(Requirement)
Take every line that has the string "interno" and copy it out.

————

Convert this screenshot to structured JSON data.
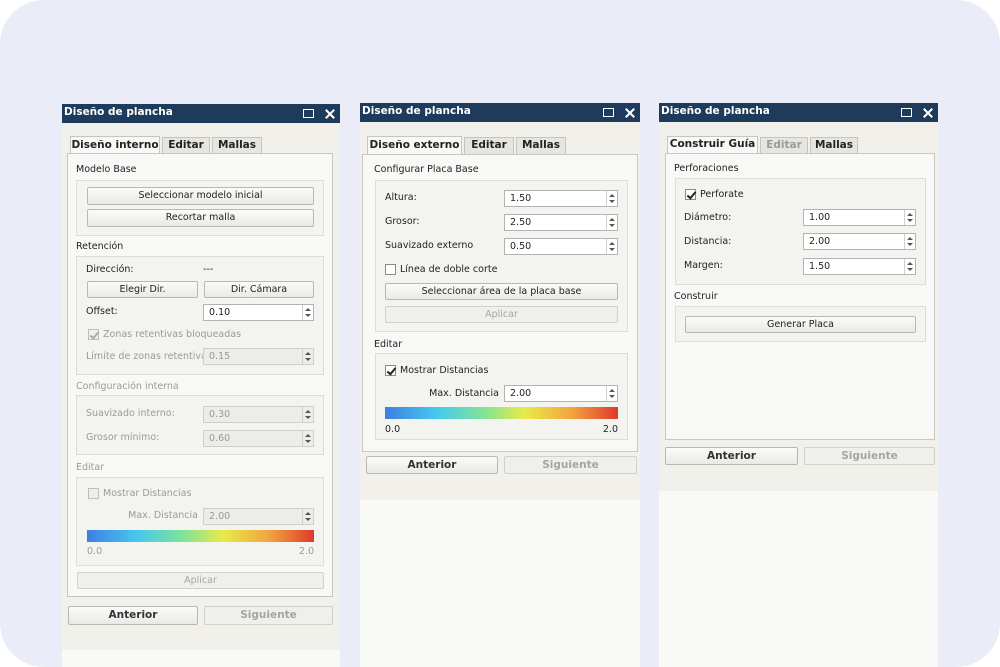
{
  "panels": [
    {
      "title": "Diseño de plancha",
      "tabs": [
        "Diseño interno",
        "Editar",
        "Mallas"
      ],
      "sections": [
        {
          "heading": "Modelo Base",
          "buttons": [
            "Seleccionar modelo inicial",
            "Recortar malla"
          ]
        },
        {
          "heading": "Retención",
          "fields": [
            {
              "label": "Dirección:",
              "value": "---"
            },
            {
              "label": "Offset:",
              "value": "0.10"
            },
            {
              "label": "Límite de zonas retentivas:",
              "value": "0.15"
            }
          ],
          "buttons": [
            "Elegir Dir.",
            "Dir. Cámara"
          ],
          "checkbox": "Zonas retentivas bloqueadas"
        },
        {
          "heading": "Configuración interna",
          "fields": [
            {
              "label": "Suavizado interno:",
              "value": "0.30"
            },
            {
              "label": "Grosor mínimo:",
              "value": "0.60"
            }
          ]
        },
        {
          "heading": "Editar",
          "checkbox": "Mostrar Distancias",
          "fields": [
            {
              "label": "Max. Distancia",
              "value": "2.00"
            }
          ],
          "scale": [
            "0.0",
            "2.0"
          ],
          "buttons": [
            "Aplicar"
          ]
        }
      ],
      "nav": [
        "Anterior",
        "Siguiente"
      ]
    },
    {
      "title": "Diseño de plancha",
      "tabs": [
        "Diseño externo",
        "Editar",
        "Mallas"
      ],
      "sections": [
        {
          "heading": "Configurar Placa Base",
          "fields": [
            {
              "label": "Altura:",
              "value": "1.50"
            },
            {
              "label": "Grosor:",
              "value": "2.50"
            },
            {
              "label": "Suavizado externo",
              "value": "0.50"
            }
          ],
          "checkbox": "Línea de doble corte",
          "buttons": [
            "Seleccionar área de la placa base",
            "Aplicar"
          ]
        },
        {
          "heading": "Editar",
          "checkbox": "Mostrar Distancias",
          "fields": [
            {
              "label": "Max. Distancia",
              "value": "2.00"
            }
          ],
          "scale": [
            "0.0",
            "2.0"
          ]
        }
      ],
      "nav": [
        "Anterior",
        "Siguiente"
      ]
    },
    {
      "title": "Diseño de plancha",
      "tabs": [
        "Construir Guía",
        "Editar",
        "Mallas"
      ],
      "sections": [
        {
          "heading": "Perforaciones",
          "checkbox": "Perforate",
          "fields": [
            {
              "label": "Diámetro:",
              "value": "1.00"
            },
            {
              "label": "Distancia:",
              "value": "2.00"
            },
            {
              "label": "Margen:",
              "value": "1.50"
            }
          ]
        },
        {
          "heading": "Construir",
          "buttons": [
            "Generar Placa"
          ]
        }
      ],
      "nav": [
        "Anterior",
        "Siguiente"
      ]
    }
  ]
}
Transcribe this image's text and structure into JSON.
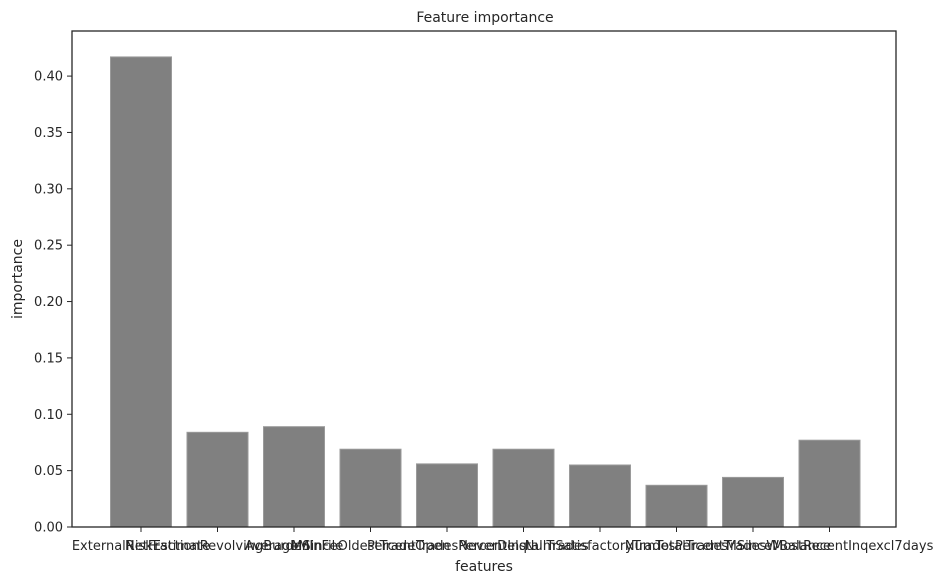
{
  "chart_data": {
    "type": "bar",
    "title": "Feature importance",
    "xlabel": "features",
    "ylabel": "importance",
    "ylim": [
      0,
      0.44
    ],
    "yticks": [
      "0.00",
      "0.05",
      "0.10",
      "0.15",
      "0.20",
      "0.25",
      "0.30",
      "0.35",
      "0.40"
    ],
    "categories": [
      "ExternalRiskEstimate",
      "NetFractionRevolvingBurden",
      "AverageMInFile",
      "MSinceOldestTradeOpen",
      "PercentTradesNeverDelq",
      "PercentInstallTrades",
      "NumSatisfactoryTrades",
      "NumTotalTrades",
      "PercentTradesWBalance",
      "MSinceMostRecentInqexcl7days"
    ],
    "values": [
      0.417,
      0.084,
      0.089,
      0.069,
      0.056,
      0.069,
      0.055,
      0.037,
      0.044,
      0.077
    ],
    "grid": false,
    "colors": {
      "bar_fill": "#808080",
      "bar_edge": "#9a9a9a",
      "axes": "#262626"
    }
  }
}
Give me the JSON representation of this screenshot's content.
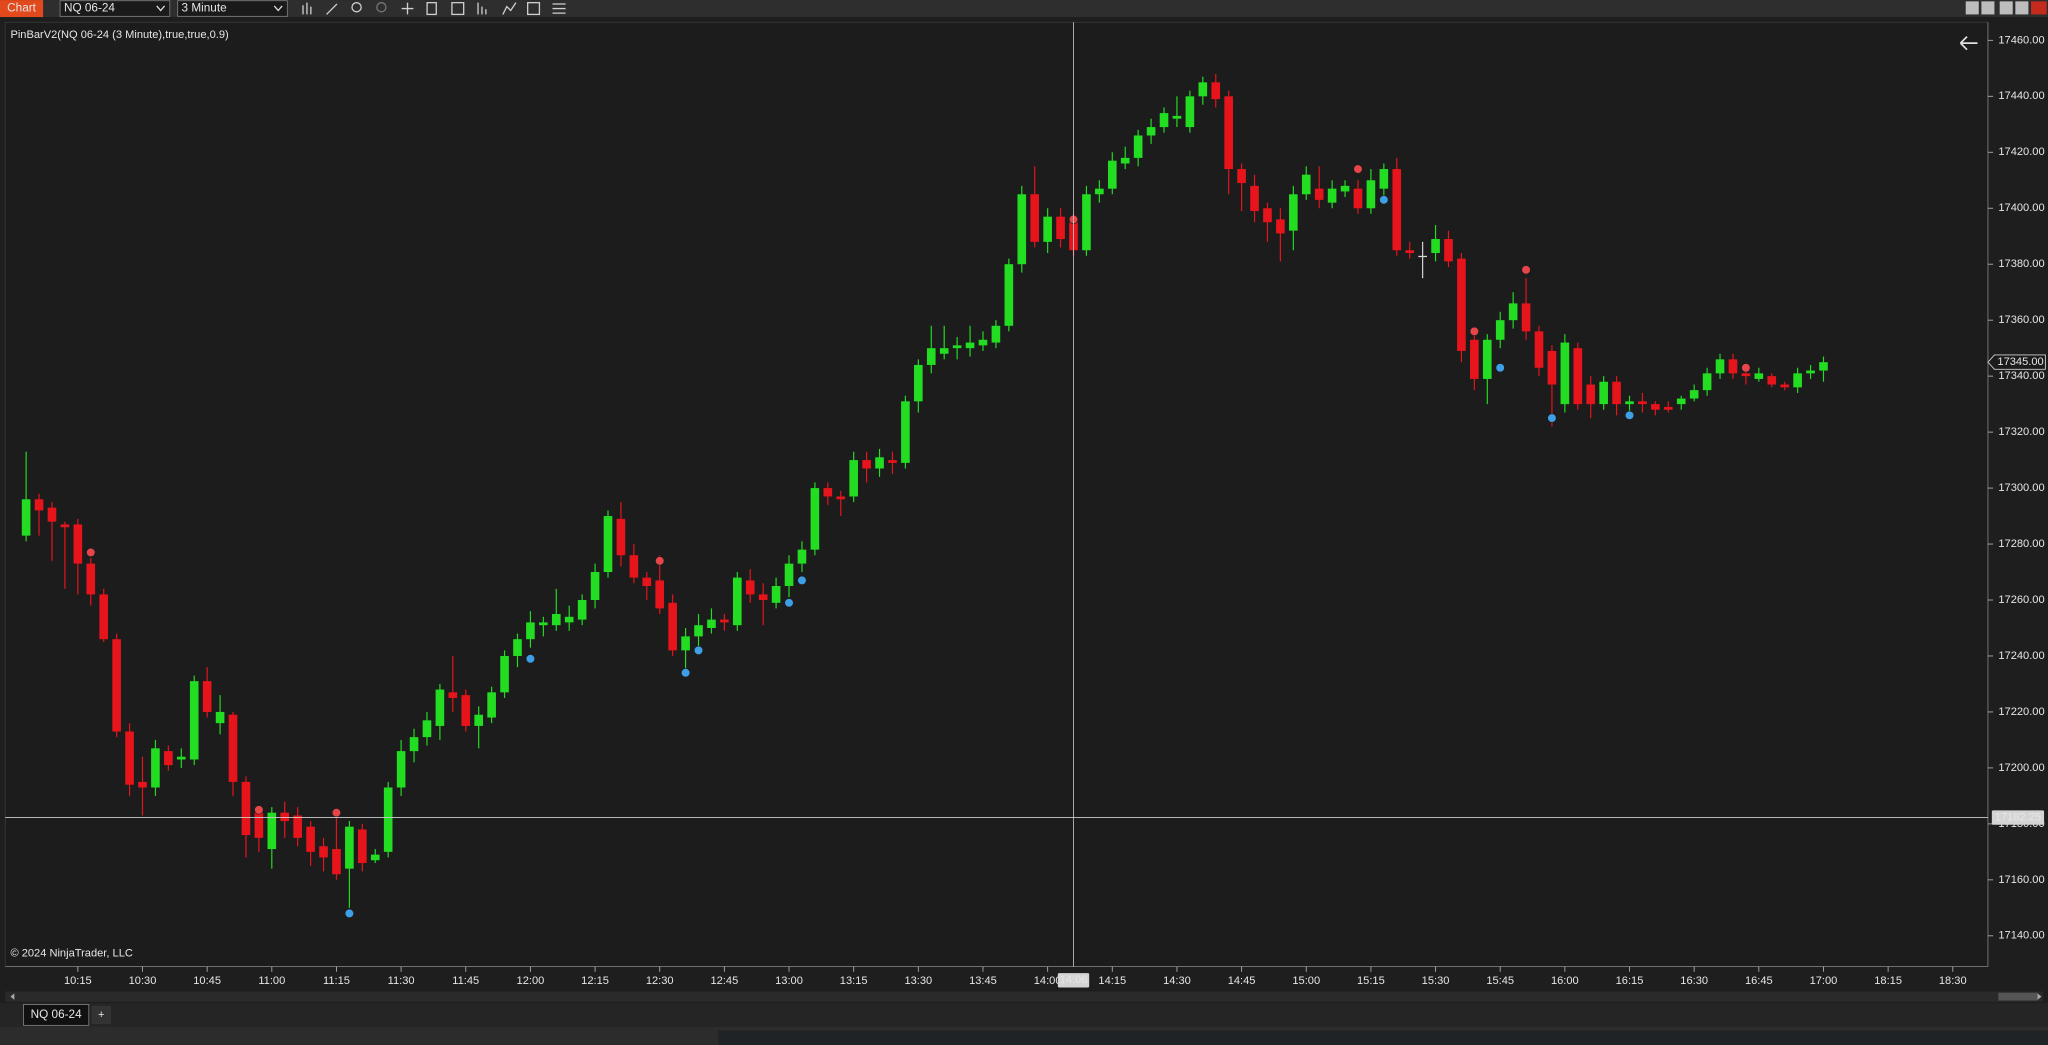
{
  "toolbar": {
    "tab": "Chart",
    "instrument": "NQ 06-24",
    "interval": "3 Minute"
  },
  "chart_data": {
    "type": "candlestick",
    "title": "PinBarV2(NQ 06-24 (3 Minute),true,true,0.9)",
    "x": [
      "10:03",
      "10:06",
      "10:09",
      "10:12",
      "10:15",
      "10:18",
      "10:21",
      "10:24",
      "10:27",
      "10:30",
      "10:33",
      "10:36",
      "10:39",
      "10:42",
      "10:45",
      "10:48",
      "10:51",
      "10:54",
      "10:57",
      "11:00",
      "11:03",
      "11:06",
      "11:09",
      "11:12",
      "11:15",
      "11:18",
      "11:21",
      "11:24",
      "11:27",
      "11:30",
      "11:33",
      "11:36",
      "11:39",
      "11:42",
      "11:45",
      "11:48",
      "11:51",
      "11:54",
      "11:57",
      "12:00",
      "12:03",
      "12:06",
      "12:09",
      "12:12",
      "12:15",
      "12:18",
      "12:21",
      "12:24",
      "12:27",
      "12:30",
      "12:33",
      "12:36",
      "12:39",
      "12:42",
      "12:45",
      "12:48",
      "12:51",
      "12:54",
      "12:57",
      "13:00",
      "13:03",
      "13:06",
      "13:09",
      "13:12",
      "13:15",
      "13:18",
      "13:21",
      "13:24",
      "13:27",
      "13:30",
      "13:33",
      "13:36",
      "13:39",
      "13:42",
      "13:45",
      "13:48",
      "13:51",
      "13:54",
      "13:57",
      "14:00",
      "14:03",
      "14:06",
      "14:09",
      "14:12",
      "14:15",
      "14:18",
      "14:21",
      "14:24",
      "14:27",
      "14:30",
      "14:33",
      "14:36",
      "14:39",
      "14:42",
      "14:45",
      "14:48",
      "14:51",
      "14:54",
      "14:57",
      "15:00",
      "15:03",
      "15:06",
      "15:09",
      "15:12",
      "15:15",
      "15:18",
      "15:21",
      "15:24",
      "15:27",
      "15:30",
      "15:33",
      "15:36",
      "15:39",
      "15:42",
      "15:45",
      "15:48",
      "15:51",
      "15:54",
      "15:57",
      "16:00",
      "16:03",
      "16:06",
      "16:09",
      "16:12",
      "16:15",
      "16:18",
      "16:21",
      "16:24",
      "16:27",
      "16:30",
      "16:33",
      "16:36",
      "16:39",
      "16:42",
      "16:45",
      "16:48",
      "16:51",
      "16:54",
      "16:57",
      "17:00"
    ],
    "open": [
      17283,
      17296,
      17293,
      17287,
      17287,
      17273,
      17262,
      17246,
      17213,
      17195,
      17193,
      17206,
      17203,
      17203,
      17231,
      17216,
      17219,
      17195,
      17184,
      17171,
      17184,
      17183,
      17179,
      17172,
      17171,
      17164,
      17178,
      17167,
      17170,
      17193,
      17206,
      17211,
      17215,
      17227,
      17226,
      17215,
      17218,
      17227,
      17240,
      17246,
      17251,
      17251,
      17252,
      17253,
      17260,
      17270,
      17289,
      17276,
      17268,
      17267,
      17259,
      17242,
      17247,
      17250,
      17253,
      17251,
      17267,
      17262,
      17259,
      17265,
      17273,
      17278,
      17300,
      17297,
      17297,
      17310,
      17307,
      17310,
      17309,
      17331,
      17344,
      17348,
      17350,
      17350,
      17351,
      17352,
      17358,
      17380,
      17405,
      17388,
      17397,
      17395,
      17385,
      17405,
      17407,
      17416,
      17418,
      17426,
      17429,
      17432,
      17429,
      17440,
      17445,
      17440,
      17414,
      17408,
      17400,
      17396,
      17392,
      17405,
      17407,
      17402,
      17406,
      17407,
      17400,
      17407,
      17414,
      17385,
      17383,
      17384,
      17389,
      17382,
      17353,
      17339,
      17353,
      17360,
      17366,
      17356,
      17349,
      17330,
      17350,
      17337,
      17330,
      17338,
      17330,
      17331,
      17330,
      17329,
      17330,
      17332,
      17335,
      17341,
      17346,
      17341,
      17339,
      17340,
      17337,
      17336,
      17341,
      17342
    ],
    "high": [
      17313,
      17298,
      17295,
      17288,
      17289,
      17275,
      17264,
      17248,
      17216,
      17204,
      17210,
      17208,
      17207,
      17233,
      17236,
      17226,
      17220,
      17197,
      17186,
      17186,
      17188,
      17186,
      17181,
      17175,
      17183,
      17181,
      17180,
      17171,
      17195,
      17210,
      17214,
      17220,
      17230,
      17240,
      17228,
      17222,
      17229,
      17242,
      17248,
      17256,
      17254,
      17264,
      17258,
      17262,
      17273,
      17292,
      17295,
      17280,
      17270,
      17276,
      17262,
      17250,
      17255,
      17257,
      17255,
      17270,
      17271,
      17266,
      17268,
      17276,
      17281,
      17302,
      17302,
      17299,
      17313,
      17313,
      17314,
      17313,
      17333,
      17346,
      17358,
      17358,
      17354,
      17358,
      17356,
      17360,
      17382,
      17408,
      17415,
      17400,
      17400,
      17398,
      17408,
      17410,
      17420,
      17422,
      17428,
      17432,
      17436,
      17440,
      17442,
      17447,
      17448,
      17442,
      17416,
      17412,
      17402,
      17400,
      17408,
      17415,
      17415,
      17410,
      17410,
      17410,
      17414,
      17416,
      17418,
      17388,
      17388,
      17394,
      17392,
      17384,
      17356,
      17355,
      17363,
      17370,
      17375,
      17358,
      17351,
      17355,
      17352,
      17340,
      17340,
      17340,
      17333,
      17334,
      17331,
      17331,
      17333,
      17337,
      17343,
      17348,
      17348,
      17342,
      17343,
      17341,
      17338,
      17343,
      17344,
      17347
    ],
    "low": [
      17281,
      17283,
      17274,
      17264,
      17262,
      17258,
      17245,
      17211,
      17190,
      17183,
      17190,
      17199,
      17200,
      17201,
      17218,
      17212,
      17190,
      17168,
      17170,
      17164,
      17175,
      17172,
      17165,
      17163,
      17160,
      17150,
      17163,
      17166,
      17168,
      17190,
      17202,
      17208,
      17210,
      17220,
      17213,
      17207,
      17216,
      17225,
      17236,
      17243,
      17247,
      17249,
      17249,
      17251,
      17257,
      17268,
      17272,
      17266,
      17260,
      17255,
      17240,
      17235,
      17243,
      17248,
      17249,
      17249,
      17259,
      17251,
      17257,
      17261,
      17270,
      17276,
      17294,
      17290,
      17295,
      17302,
      17304,
      17305,
      17307,
      17327,
      17341,
      17346,
      17346,
      17347,
      17349,
      17350,
      17356,
      17377,
      17386,
      17384,
      17386,
      17383,
      17383,
      17402,
      17405,
      17414,
      17415,
      17423,
      17427,
      17429,
      17427,
      17437,
      17436,
      17405,
      17399,
      17395,
      17388,
      17381,
      17385,
      17403,
      17400,
      17400,
      17404,
      17398,
      17398,
      17403,
      17383,
      17382,
      17375,
      17381,
      17379,
      17345,
      17335,
      17330,
      17350,
      17357,
      17353,
      17340,
      17322,
      17327,
      17328,
      17325,
      17328,
      17326,
      17327,
      17327,
      17326,
      17327,
      17328,
      17331,
      17333,
      17339,
      17339,
      17337,
      17338,
      17336,
      17335,
      17334,
      17339,
      17338
    ],
    "close": [
      17296,
      17292,
      17288,
      17286,
      17273,
      17262,
      17246,
      17213,
      17194,
      17193,
      17207,
      17201,
      17204,
      17231,
      17220,
      17220,
      17195,
      17176,
      17175,
      17184,
      17181,
      17175,
      17170,
      17168,
      17162,
      17179,
      17166,
      17169,
      17193,
      17206,
      17211,
      17217,
      17228,
      17225,
      17215,
      17219,
      17227,
      17240,
      17246,
      17252,
      17252,
      17255,
      17254,
      17260,
      17270,
      17290,
      17276,
      17268,
      17265,
      17257,
      17242,
      17247,
      17251,
      17253,
      17252,
      17268,
      17262,
      17260,
      17265,
      17273,
      17278,
      17300,
      17297,
      17296,
      17310,
      17307,
      17311,
      17309,
      17331,
      17344,
      17350,
      17350,
      17351,
      17352,
      17353,
      17358,
      17380,
      17405,
      17388,
      17397,
      17389,
      17385,
      17405,
      17407,
      17417,
      17418,
      17426,
      17429,
      17434,
      17433,
      17440,
      17445,
      17439,
      17414,
      17409,
      17399,
      17395,
      17391,
      17405,
      17412,
      17403,
      17407,
      17408,
      17400,
      17410,
      17414,
      17385,
      17384,
      17383,
      17389,
      17381,
      17349,
      17339,
      17353,
      17360,
      17366,
      17356,
      17343,
      17337,
      17352,
      17330,
      17330,
      17338,
      17330,
      17331,
      17330,
      17328,
      17328,
      17332,
      17335,
      17341,
      17346,
      17341,
      17340,
      17341,
      17337,
      17336,
      17341,
      17342,
      17345
    ],
    "up_color": "#22dd22",
    "down_color": "#e8141c",
    "flat_color": "#d8d8d8",
    "markers": [
      {
        "color": "#e8454a",
        "x": [
          "10:18",
          "10:57",
          "11:15",
          "12:30",
          "14:06",
          "15:12",
          "15:39",
          "15:51",
          "16:42"
        ],
        "values": [
          17277,
          17185,
          17184,
          17274,
          17396,
          17414,
          17356,
          17378,
          17343
        ]
      },
      {
        "color": "#3d9fe6",
        "x": [
          "11:18",
          "12:00",
          "12:36",
          "12:39",
          "13:00",
          "13:03",
          "15:18",
          "15:45",
          "15:57",
          "16:15"
        ],
        "values": [
          17148,
          17239,
          17234,
          17242,
          17259,
          17267,
          17403,
          17343,
          17325,
          17326
        ]
      }
    ],
    "ylim": [
      17129,
      17466
    ],
    "yticks": [
      {
        "value": 17140,
        "label": "17140.00"
      },
      {
        "value": 17160,
        "label": "17160.00"
      },
      {
        "value": 17180,
        "label": "17180.00"
      },
      {
        "value": 17200,
        "label": "17200.00"
      },
      {
        "value": 17220,
        "label": "17220.00"
      },
      {
        "value": 17240,
        "label": "17240.00"
      },
      {
        "value": 17260,
        "label": "17260.00"
      },
      {
        "value": 17280,
        "label": "17280.00"
      },
      {
        "value": 17300,
        "label": "17300.00"
      },
      {
        "value": 17320,
        "label": "17320.00"
      },
      {
        "value": 17340,
        "label": "17340.00"
      },
      {
        "value": 17360,
        "label": "17360.00"
      },
      {
        "value": 17380,
        "label": "17380.00"
      },
      {
        "value": 17400,
        "label": "17400.00"
      },
      {
        "value": 17420,
        "label": "17420.00"
      },
      {
        "value": 17440,
        "label": "17440.00"
      },
      {
        "value": 17460,
        "label": "17460.00"
      }
    ],
    "xticks": [
      "10:15",
      "10:30",
      "10:45",
      "11:00",
      "11:15",
      "11:30",
      "11:45",
      "12:00",
      "12:15",
      "12:30",
      "12:45",
      "13:00",
      "13:15",
      "13:30",
      "13:45",
      "14:00",
      "14:15",
      "14:30",
      "14:45",
      "15:00",
      "15:15",
      "15:30",
      "15:45",
      "16:00",
      "16:15",
      "16:30",
      "16:45",
      "17:00",
      "18:15",
      "18:30"
    ],
    "last_price": {
      "value": 17345,
      "label": "17345.00"
    },
    "crosshair": {
      "x": "14:06",
      "y": 17182.25
    },
    "copyright": "© 2024 NinjaTrader, LLC"
  },
  "tabs": {
    "active": "NQ 06-24",
    "add": "+"
  }
}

————

(Output of the task)
        "Diseño interno",
              "label": "Suavizado interno:",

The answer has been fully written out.